* TAREAS A REALIZAR
1. Devuelve sin cambios el tramo del texto sobre la industria argentina que va desde "La UIA encendió" hasta "empresas más chicas.".
2. Según el texto sobre la industria argentina, ¿en qué porcentaje de las exportaciones participa la actividad fabril?

* TEXTO PROPORCIONADO
◆ ◆ ◆ ◆ ◆
La UIA encendió alarmas: advierte atraso productivo y 75 mil empleos menos
En Diputados, la central fabril respaldó el Súper RIGI pero pidió alivio para las PyMEs y medidas urgentes para frenar la caída del sector. CAME también reclamó una emergencia para las empresas más chicas.
La Unión Industrial Argentina puso sobre la mesa un diagnóstico que no dejó margen para la duda: la industria "está rezagada" y, en el camino, ya se perdieron 75 mil puestos de trabajo. El planteo se escuchó durante una reunión informativa de la Comisión de Industria de la Cámara de Diputados, encabezada por el santacruceño José Luis Garrido. Allí también participaron referentes de CAME, que volvieron a insistir con una declaración de emergencia para las PyMEs.
La directora ejecutiva de la UIA, María Laura Bermúdez, remarcó que la actividad fabril representa el 19% del valor agregado bruto y también el 19% del empleo asalariado registrado. A la vez, señaló que aporta el 27% de la recaudación nacional y participa en el 57% de las exportaciones. Según su mirada, la recuperación económica no está llegando de igual manera a todos los sectores, porque mientras minería, petróleo, gas y agro muestran algo de aire, la industria manufacturera, el comercio y la construcción siguen muy golpeados.
◆ ◆ ◆ ◆ ◆
* LÍNEAS MOSTRADAS
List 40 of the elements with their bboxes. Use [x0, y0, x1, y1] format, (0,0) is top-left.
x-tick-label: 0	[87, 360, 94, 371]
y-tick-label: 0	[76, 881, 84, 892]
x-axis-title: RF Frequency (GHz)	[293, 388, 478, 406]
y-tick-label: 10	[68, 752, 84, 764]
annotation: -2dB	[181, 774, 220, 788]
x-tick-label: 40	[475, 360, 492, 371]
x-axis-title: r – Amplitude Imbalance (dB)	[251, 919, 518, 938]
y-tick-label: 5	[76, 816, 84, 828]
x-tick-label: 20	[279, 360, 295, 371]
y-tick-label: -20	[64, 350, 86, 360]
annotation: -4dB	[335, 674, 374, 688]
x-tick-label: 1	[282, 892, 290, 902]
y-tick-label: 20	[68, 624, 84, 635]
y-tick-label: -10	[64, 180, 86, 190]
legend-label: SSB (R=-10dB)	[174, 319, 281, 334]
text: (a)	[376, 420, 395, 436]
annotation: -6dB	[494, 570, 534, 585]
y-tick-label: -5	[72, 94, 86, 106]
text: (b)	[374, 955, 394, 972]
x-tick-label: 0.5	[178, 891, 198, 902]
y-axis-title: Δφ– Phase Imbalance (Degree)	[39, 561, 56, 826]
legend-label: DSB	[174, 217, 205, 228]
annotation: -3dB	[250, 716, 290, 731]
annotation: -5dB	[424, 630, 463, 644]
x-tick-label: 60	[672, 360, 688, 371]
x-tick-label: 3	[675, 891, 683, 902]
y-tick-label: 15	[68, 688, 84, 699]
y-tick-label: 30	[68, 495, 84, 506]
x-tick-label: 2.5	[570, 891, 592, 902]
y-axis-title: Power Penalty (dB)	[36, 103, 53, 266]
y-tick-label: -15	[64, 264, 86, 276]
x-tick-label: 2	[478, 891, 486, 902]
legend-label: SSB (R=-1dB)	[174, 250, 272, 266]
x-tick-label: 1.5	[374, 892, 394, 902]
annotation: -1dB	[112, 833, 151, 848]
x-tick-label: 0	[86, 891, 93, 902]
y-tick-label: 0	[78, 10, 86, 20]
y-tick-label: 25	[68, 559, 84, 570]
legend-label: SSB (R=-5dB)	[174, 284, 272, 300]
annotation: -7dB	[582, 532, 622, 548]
◆ ◆ ◆ ◆ ◆
* SOLUCIONES POR TAREA
1.
La UIA encendió alarmas: advierte atraso productivo y 75 mil empleos menos
En Diputados, la central fabril respaldó el Súper RIGI pero pidió alivio para las PyMEs y medidas urgentes para frenar la caída del sector. CAME también reclamó una emergencia para las empresas más chicas.

2. En el 57% de las exportaciones.